* GOAL OF THE EXERCISE:
Reproduce all lines of the listing below in which the word "this" occurs.

* DATA SHOWN:

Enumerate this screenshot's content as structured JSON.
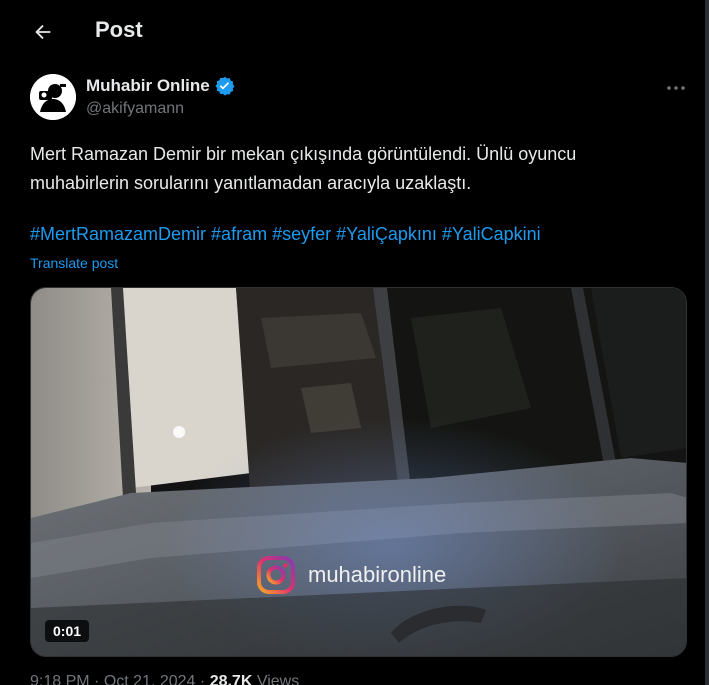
{
  "header": {
    "title": "Post",
    "back_icon": "arrow-left-icon"
  },
  "author": {
    "name": "Muhabir Online",
    "handle": "@akifyamann",
    "verified": true,
    "verified_color": "#1d9bf0"
  },
  "post": {
    "text": "Mert Ramazan Demir bir mekan çıkışında görüntülendi. Ünlü oyuncu muhabirlerin sorularını yanıtlamadan aracıyla uzaklaştı.",
    "hashtags": [
      "#MertRamazamDemir",
      "#afram",
      "#seyfer",
      "#YaliÇapkını",
      "#YaliCapkini"
    ],
    "translate_label": "Translate post"
  },
  "media": {
    "duration": "0:01",
    "watermark": "muhabironline",
    "watermark_icon": "instagram-icon"
  },
  "meta": {
    "time": "9:18 PM",
    "date": "Oct 21, 2024",
    "views_count": "28.7K",
    "views_label": "Views"
  },
  "colors": {
    "background": "#000000",
    "text": "#e7e9ea",
    "secondary": "#71767b",
    "link": "#1d9bf0"
  }
}
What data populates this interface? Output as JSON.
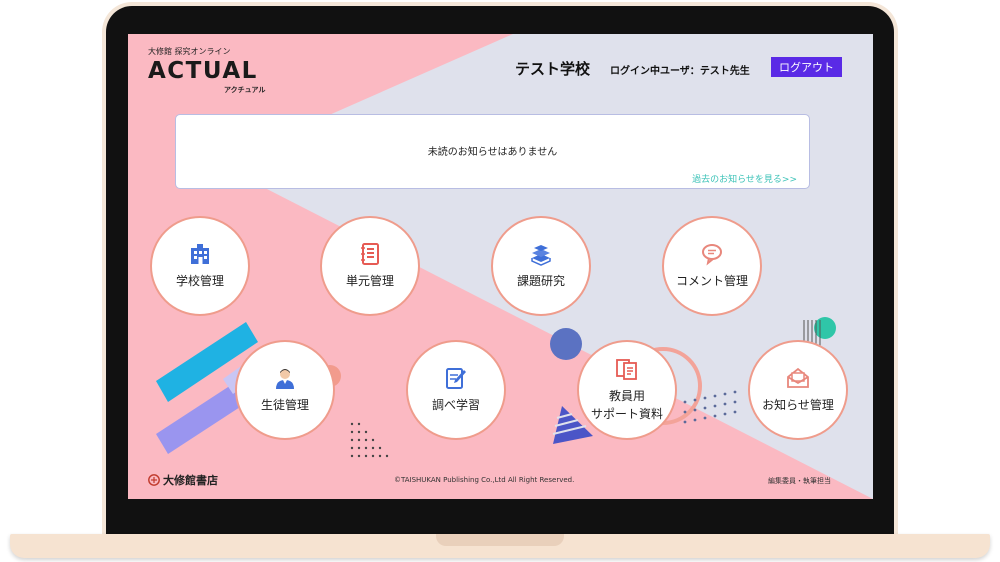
{
  "header": {
    "publisher_line": "大修館 探究オンライン",
    "logo_text": "ACTUAL",
    "logo_kana": "アクチュアル",
    "school_name": "テスト学校",
    "user_label": "ログイン中ユーザ：",
    "user_name": "テスト先生",
    "logout_label": "ログアウト"
  },
  "notice": {
    "message": "未読のお知らせはありません",
    "past_link": "過去のお知らせを見る>>"
  },
  "menu": {
    "school": "学校管理",
    "unit": "単元管理",
    "research": "課題研究",
    "comment": "コメント管理",
    "student": "生徒管理",
    "study": "調べ学習",
    "support_line1": "教員用",
    "support_line2": "サポート資料",
    "news": "お知らせ管理"
  },
  "footer": {
    "publisher": "大修館書店",
    "copyright": "©TAISHUKAN Publishing Co.,Ltd All Right Reserved.",
    "editors": "編集委員・執筆担当"
  },
  "colors": {
    "pink_bg": "#fbb9c2",
    "lavender_bg": "#dfe1ec",
    "circle_border": "#ef9c8c",
    "logout": "#5a2ae6",
    "link": "#3ec3b8",
    "icon_blue": "#3f6fd8",
    "icon_red": "#e65b54"
  }
}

* RESPONSE TO THE TASK:
Enumerate this screenshot's content as structured JSON.
What data populates this interface? Output as JSON.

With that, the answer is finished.